### EXERCISE TEXT
+===+

Solving word analogy problems by constructing linear algebra programmes
30th October 2018 : 16:30 - 17:30
Research Group: Subject Pedagogy
Speaker: Dr Ken Kahn, Department of Education
Location: Department of Education, Seminar Room E
Convener: Professor Gabriel Stylianides & Dr James Robson
Word embeddings (https://en.wikipedia.org/wiki/Word_embedding) is a way to place words in a very high dimensional space. With the ability to obtain a vector of numbers from a word one can compute nearby words, find the closest word to the average of words, and even discover word analogies.
For example vec(‘man’)-vec(‘woman’)+vec(‘father’) should be very close to vec(‘mother’). And vec(‘fast’)-vec(‘faster’)+vec(‘slow’) should yield ‘slower’ as the closest word. Word embeddings have been used for question-answering systems, aiding in detecting the sentiment of text, detecting paraphrases, and translation between languages. Advanced mathematical topics occur naturally as one works with word embeddings. Examples include (1) generalising Euclidean distance to high dimensions and comparing it with cosine similarity, (2) using a rotation matrix to align word embeddings from different languages, and (3) ways of mapping high dimensional spaces to two or three dimensions for visualising relations between words. Demonstrations will include a word embedding programming library for school students and an application of sentence embedding to find the closest matching question.

+===+

### WHAT YOU WILL DO
1 > According to the seminar announcement, in which room is the seminar held?
2 > Say whether each statement agrees with the seminar announcement. Answer yes or no, and quote the words that decide it.
(a) The speaker belongs to the Department of Education.
(b) Word embeddings place words in a low dimensional space.
(c) A rotation matrix can be used to align word embeddings from different languages.
3 > Rewrite the seminar announcement starting at "Solving word analogy" and ending at "discover word analogies.", with "Subject Pedagogy" replaced by "Mathematics Education".

+===+

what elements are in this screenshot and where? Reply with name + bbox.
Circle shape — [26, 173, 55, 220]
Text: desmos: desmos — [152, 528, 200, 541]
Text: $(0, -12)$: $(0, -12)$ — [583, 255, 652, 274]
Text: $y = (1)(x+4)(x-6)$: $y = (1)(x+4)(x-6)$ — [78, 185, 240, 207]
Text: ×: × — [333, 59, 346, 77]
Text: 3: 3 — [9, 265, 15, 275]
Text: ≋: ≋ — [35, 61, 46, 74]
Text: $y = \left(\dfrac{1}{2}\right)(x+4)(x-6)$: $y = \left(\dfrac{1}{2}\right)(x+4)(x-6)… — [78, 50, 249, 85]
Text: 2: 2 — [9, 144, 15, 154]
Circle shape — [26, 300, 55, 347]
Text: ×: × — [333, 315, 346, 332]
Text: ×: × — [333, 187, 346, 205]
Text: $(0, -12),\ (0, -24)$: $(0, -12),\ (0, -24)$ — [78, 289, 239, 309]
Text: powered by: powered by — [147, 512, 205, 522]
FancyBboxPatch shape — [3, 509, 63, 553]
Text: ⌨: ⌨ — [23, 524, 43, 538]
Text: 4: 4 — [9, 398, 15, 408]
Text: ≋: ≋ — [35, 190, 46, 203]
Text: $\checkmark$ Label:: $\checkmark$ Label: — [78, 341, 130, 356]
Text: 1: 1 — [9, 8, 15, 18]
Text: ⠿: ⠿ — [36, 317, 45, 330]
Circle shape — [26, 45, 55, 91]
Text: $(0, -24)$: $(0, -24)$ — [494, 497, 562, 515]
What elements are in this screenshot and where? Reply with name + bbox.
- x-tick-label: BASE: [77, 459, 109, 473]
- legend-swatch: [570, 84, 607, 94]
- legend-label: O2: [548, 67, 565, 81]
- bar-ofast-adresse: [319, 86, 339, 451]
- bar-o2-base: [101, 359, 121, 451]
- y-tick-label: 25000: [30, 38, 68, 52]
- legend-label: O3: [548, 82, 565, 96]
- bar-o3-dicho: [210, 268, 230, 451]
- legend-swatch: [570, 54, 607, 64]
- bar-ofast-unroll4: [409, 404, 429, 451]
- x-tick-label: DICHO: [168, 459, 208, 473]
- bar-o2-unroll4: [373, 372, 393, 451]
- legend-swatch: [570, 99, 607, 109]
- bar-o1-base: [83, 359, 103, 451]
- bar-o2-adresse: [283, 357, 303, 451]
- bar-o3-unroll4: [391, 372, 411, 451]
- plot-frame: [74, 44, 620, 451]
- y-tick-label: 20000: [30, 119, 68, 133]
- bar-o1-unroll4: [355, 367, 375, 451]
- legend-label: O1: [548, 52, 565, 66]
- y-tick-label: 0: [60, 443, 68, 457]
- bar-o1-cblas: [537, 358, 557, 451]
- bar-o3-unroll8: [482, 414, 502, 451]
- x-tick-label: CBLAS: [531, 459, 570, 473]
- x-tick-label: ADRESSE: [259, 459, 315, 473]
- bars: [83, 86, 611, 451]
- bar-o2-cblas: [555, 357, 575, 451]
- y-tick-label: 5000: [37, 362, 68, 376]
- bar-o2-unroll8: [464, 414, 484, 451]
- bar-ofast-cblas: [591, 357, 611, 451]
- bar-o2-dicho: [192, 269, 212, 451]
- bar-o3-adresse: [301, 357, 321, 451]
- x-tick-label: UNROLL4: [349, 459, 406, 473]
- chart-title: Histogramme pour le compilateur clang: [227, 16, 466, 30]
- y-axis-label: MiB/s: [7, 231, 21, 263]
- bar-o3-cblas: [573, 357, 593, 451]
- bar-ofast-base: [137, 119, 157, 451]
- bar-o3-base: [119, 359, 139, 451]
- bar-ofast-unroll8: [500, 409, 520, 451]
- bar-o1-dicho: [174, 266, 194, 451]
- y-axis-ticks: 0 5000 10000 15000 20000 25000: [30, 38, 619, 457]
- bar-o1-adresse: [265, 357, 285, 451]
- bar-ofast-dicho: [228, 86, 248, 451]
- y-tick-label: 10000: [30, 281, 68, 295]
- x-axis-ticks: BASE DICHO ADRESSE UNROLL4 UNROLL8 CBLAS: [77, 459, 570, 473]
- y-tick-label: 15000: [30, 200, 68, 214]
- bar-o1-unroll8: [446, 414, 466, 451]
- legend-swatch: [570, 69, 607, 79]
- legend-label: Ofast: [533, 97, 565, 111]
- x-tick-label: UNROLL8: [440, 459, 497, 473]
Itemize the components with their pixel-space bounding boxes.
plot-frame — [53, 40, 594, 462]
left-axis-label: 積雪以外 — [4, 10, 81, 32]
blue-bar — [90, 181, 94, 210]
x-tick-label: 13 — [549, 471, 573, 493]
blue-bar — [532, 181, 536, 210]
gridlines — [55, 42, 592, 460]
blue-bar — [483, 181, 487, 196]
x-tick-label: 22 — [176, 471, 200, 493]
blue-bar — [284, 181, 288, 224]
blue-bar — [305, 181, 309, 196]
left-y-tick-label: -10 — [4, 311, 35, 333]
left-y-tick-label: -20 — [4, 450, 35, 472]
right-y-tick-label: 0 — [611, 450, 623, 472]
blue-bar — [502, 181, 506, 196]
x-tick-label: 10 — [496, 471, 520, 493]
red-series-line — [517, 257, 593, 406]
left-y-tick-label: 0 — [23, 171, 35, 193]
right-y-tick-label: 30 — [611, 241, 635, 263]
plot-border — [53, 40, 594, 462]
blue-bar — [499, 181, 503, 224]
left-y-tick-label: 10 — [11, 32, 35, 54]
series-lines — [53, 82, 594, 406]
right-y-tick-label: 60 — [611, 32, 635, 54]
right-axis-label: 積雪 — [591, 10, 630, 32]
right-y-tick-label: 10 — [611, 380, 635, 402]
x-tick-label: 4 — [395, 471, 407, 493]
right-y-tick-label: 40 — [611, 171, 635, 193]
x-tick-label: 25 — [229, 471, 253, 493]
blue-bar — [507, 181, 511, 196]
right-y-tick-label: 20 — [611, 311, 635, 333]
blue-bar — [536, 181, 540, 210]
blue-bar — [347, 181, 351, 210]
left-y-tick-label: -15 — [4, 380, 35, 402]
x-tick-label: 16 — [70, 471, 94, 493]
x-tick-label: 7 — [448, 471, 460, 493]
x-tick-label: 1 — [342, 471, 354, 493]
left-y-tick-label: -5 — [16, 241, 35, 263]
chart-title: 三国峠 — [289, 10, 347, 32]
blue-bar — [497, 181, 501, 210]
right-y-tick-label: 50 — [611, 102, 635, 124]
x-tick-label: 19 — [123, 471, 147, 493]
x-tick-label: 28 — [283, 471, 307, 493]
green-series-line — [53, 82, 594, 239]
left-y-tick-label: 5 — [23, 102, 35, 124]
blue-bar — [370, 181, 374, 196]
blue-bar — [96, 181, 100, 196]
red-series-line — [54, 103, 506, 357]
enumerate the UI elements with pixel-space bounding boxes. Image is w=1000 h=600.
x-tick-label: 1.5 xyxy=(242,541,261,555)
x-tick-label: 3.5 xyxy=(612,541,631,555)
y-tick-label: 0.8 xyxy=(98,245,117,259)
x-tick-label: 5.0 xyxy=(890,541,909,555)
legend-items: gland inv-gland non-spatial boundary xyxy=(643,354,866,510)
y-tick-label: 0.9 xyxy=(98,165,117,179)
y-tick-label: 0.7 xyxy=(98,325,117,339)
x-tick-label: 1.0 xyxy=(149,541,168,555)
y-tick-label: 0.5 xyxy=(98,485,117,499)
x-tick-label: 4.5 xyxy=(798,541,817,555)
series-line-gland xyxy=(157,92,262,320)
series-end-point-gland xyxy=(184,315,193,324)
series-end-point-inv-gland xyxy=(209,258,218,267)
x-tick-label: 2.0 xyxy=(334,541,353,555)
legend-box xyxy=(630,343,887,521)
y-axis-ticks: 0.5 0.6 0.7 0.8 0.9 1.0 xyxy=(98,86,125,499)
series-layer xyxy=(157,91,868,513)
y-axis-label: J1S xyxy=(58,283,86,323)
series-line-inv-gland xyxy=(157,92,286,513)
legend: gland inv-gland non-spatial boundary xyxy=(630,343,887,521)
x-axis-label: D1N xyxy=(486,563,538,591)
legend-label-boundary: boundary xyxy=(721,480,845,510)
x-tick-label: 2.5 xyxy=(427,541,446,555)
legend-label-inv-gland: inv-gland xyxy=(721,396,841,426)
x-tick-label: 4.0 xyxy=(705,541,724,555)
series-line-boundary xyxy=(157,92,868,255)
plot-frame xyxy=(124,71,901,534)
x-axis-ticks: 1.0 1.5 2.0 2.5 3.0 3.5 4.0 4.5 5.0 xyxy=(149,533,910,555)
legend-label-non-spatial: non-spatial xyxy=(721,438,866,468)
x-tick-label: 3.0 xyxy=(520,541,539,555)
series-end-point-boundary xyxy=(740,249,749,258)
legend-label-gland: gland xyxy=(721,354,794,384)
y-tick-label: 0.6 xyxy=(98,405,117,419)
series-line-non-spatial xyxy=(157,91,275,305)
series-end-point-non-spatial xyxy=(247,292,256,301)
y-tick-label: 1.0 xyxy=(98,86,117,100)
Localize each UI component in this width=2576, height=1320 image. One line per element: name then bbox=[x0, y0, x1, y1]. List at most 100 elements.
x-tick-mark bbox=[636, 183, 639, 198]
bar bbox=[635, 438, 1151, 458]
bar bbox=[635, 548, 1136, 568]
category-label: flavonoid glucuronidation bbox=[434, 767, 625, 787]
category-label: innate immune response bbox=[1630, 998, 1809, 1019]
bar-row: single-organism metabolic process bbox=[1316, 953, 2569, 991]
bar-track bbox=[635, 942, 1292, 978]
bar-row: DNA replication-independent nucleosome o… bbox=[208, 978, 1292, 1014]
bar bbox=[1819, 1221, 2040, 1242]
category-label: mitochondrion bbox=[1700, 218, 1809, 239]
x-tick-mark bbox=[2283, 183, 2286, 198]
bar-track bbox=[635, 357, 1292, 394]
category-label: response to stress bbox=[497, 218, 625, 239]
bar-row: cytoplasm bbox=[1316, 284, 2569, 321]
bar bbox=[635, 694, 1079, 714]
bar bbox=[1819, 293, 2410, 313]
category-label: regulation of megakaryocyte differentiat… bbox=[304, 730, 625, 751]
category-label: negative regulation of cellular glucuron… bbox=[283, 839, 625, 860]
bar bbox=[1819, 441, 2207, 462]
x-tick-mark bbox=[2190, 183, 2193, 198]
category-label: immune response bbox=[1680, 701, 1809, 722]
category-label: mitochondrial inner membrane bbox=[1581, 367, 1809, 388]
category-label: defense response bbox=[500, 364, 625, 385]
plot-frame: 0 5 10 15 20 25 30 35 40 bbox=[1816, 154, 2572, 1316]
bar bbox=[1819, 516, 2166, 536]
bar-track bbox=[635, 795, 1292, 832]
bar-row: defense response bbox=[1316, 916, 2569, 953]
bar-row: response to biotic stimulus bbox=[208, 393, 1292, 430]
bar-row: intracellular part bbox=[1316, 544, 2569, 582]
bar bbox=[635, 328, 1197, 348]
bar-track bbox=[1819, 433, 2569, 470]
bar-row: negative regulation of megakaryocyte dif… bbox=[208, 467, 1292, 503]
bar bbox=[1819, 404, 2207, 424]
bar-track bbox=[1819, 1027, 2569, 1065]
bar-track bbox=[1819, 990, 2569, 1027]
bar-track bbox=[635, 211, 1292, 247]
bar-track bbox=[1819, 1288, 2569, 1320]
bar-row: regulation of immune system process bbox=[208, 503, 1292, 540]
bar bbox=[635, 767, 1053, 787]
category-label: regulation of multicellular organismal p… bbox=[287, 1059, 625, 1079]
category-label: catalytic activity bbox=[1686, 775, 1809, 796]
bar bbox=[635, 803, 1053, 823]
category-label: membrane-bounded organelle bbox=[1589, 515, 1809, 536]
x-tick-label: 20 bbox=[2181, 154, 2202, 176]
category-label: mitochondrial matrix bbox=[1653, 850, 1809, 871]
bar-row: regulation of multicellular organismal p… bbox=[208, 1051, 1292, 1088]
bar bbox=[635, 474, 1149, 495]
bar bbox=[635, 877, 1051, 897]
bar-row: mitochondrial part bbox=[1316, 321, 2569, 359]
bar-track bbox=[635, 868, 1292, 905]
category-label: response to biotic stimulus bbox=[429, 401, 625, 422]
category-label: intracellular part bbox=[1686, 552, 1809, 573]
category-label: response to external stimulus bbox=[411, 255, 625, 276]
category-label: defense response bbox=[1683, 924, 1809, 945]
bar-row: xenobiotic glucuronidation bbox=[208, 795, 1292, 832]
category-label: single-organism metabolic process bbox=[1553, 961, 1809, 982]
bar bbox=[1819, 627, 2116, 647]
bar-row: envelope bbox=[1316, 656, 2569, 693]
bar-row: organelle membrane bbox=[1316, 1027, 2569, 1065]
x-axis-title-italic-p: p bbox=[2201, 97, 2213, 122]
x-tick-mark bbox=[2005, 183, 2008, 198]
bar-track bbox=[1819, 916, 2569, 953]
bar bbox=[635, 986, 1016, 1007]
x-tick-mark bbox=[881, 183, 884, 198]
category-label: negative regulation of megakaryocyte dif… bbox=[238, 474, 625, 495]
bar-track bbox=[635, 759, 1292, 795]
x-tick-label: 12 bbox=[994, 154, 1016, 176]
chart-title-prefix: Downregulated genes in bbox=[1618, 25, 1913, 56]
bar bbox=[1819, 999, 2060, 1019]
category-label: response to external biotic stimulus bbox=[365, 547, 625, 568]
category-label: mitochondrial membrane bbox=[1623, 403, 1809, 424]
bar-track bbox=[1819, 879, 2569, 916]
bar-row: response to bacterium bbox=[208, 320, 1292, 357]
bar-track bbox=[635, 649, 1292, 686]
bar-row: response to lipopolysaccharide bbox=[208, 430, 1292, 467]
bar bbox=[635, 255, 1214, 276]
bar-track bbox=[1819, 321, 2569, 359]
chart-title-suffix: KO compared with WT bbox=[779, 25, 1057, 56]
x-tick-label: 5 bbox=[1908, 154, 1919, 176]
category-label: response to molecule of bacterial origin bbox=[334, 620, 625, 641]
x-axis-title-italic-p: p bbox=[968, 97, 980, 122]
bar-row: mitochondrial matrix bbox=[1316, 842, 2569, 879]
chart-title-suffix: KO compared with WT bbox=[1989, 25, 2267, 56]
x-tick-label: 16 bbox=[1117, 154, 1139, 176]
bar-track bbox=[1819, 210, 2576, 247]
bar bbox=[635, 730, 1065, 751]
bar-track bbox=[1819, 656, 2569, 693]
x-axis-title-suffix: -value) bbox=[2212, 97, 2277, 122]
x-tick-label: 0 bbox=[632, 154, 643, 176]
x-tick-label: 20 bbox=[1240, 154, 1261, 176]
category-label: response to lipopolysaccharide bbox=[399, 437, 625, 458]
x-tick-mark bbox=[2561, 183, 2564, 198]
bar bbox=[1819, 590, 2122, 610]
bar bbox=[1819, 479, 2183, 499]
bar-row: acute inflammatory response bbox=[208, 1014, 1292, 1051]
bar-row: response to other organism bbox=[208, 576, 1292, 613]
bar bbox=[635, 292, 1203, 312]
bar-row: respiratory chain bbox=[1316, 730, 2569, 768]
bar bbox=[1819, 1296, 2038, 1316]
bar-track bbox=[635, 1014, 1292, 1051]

+===+

### OUTPUTS BY TASK
1 > Seminar Room E in the Department of Education.

2 >
(a) Yes: "Speaker: Dr Ken Kahn, Department of Education"
(b) No: "a way to place words in a very high dimensional space"
(c) Yes: "using a rotation matrix to align word embeddings from different languages"

3 >
Solving word analogy problems by constructing linear algebra programmes
30th October 2018 : 16:30 - 17:30
Research Group: Mathematics Education
Speaker: Dr Ken Kahn, Department of Education
Location: Department of Education, Seminar Room E
Convener: Professor Gabriel Stylianides & Dr James Robson
Word embeddings (https://en.wikipedia.org/wiki/Word_embedding) is a way to place words in a very high dimensional space. With the ability to obtain a vector of numbers from a word one can compute nearby words, find the closest word to the average of words, and even discover word analogies.